--- Begin SUPPLIED RECORDS ---

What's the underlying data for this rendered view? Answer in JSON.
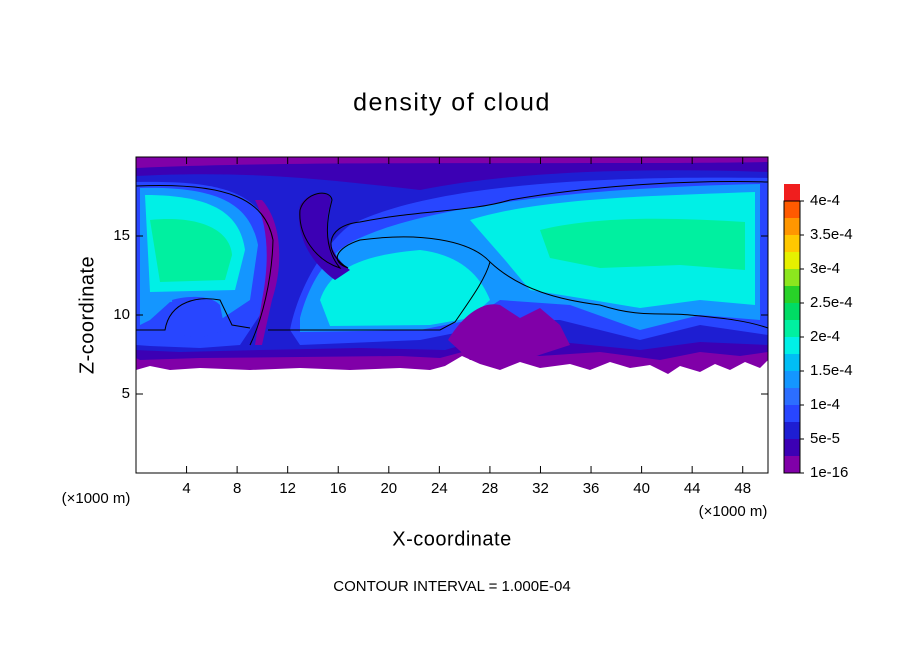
{
  "chart_data": {
    "type": "contour",
    "title": "density of cloud",
    "x_label": "X-coordinate",
    "y_label": "Z-coordinate",
    "x_unit_labels": [
      "(×1000 m)",
      "(×1000 m)"
    ],
    "footer": "CONTOUR INTERVAL = 1.000E-04",
    "xlim": [
      0,
      50
    ],
    "xticks": [
      4,
      8,
      12,
      16,
      20,
      24,
      28,
      32,
      36,
      40,
      44,
      48
    ],
    "ylim": [
      0,
      20
    ],
    "yticks": [
      5,
      10,
      15
    ],
    "colorbar_lim": [
      0,
      0.0004
    ],
    "colorbar_ticks": [
      {
        "value": 1e-16,
        "label": "1e-16"
      },
      {
        "value": 5e-05,
        "label": "5e-5"
      },
      {
        "value": 0.0001,
        "label": "1e-4"
      },
      {
        "value": 0.00015,
        "label": "1.5e-4"
      },
      {
        "value": 0.0002,
        "label": "2e-4"
      },
      {
        "value": 0.00025,
        "label": "2.5e-4"
      },
      {
        "value": 0.0003,
        "label": "3e-4"
      },
      {
        "value": 0.00035,
        "label": "3.5e-4"
      },
      {
        "value": 0.0004,
        "label": "4e-4"
      }
    ],
    "colorbar_colors": [
      "#8000a8",
      "#3c00b4",
      "#1e1ed2",
      "#2846ff",
      "#2c6eff",
      "#1496ff",
      "#00bef5",
      "#00f0e6",
      "#00f0a0",
      "#00dc64",
      "#28d228",
      "#8ce61e",
      "#e6f000",
      "#ffc800",
      "#ff9600",
      "#ff5a00",
      "#f01e1e",
      "#ff8c8c"
    ]
  }
}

--- End SUPPLIED RECORDS ---

__TASK DESCRIPTION__
Print all of the entries word for word. Skip any images they contain.

__RESULT OF THIS EXERCISE__
What's the underlying data for this rendered view? Answer in JSON.
{
  "chart_data": {
    "type": "contour",
    "title": "density of cloud",
    "x_label": "X-coordinate",
    "y_label": "Z-coordinate",
    "x_unit_labels": [
      "(×1000 m)",
      "(×1000 m)"
    ],
    "footer": "CONTOUR INTERVAL = 1.000E-04",
    "xlim": [
      0,
      50
    ],
    "xticks": [
      4,
      8,
      12,
      16,
      20,
      24,
      28,
      32,
      36,
      40,
      44,
      48
    ],
    "ylim": [
      0,
      20
    ],
    "yticks": [
      5,
      10,
      15
    ],
    "colorbar_lim": [
      0,
      0.0004
    ],
    "colorbar_ticks": [
      {
        "value": 1e-16,
        "label": "1e-16"
      },
      {
        "value": 5e-05,
        "label": "5e-5"
      },
      {
        "value": 0.0001,
        "label": "1e-4"
      },
      {
        "value": 0.00015,
        "label": "1.5e-4"
      },
      {
        "value": 0.0002,
        "label": "2e-4"
      },
      {
        "value": 0.00025,
        "label": "2.5e-4"
      },
      {
        "value": 0.0003,
        "label": "3e-4"
      },
      {
        "value": 0.00035,
        "label": "3.5e-4"
      },
      {
        "value": 0.0004,
        "label": "4e-4"
      }
    ],
    "colorbar_colors": [
      "#8000a8",
      "#3c00b4",
      "#1e1ed2",
      "#2846ff",
      "#2c6eff",
      "#1496ff",
      "#00bef5",
      "#00f0e6",
      "#00f0a0",
      "#00dc64",
      "#28d228",
      "#8ce61e",
      "#e6f000",
      "#ffc800",
      "#ff9600",
      "#ff5a00",
      "#f01e1e",
      "#ff8c8c"
    ]
  }
}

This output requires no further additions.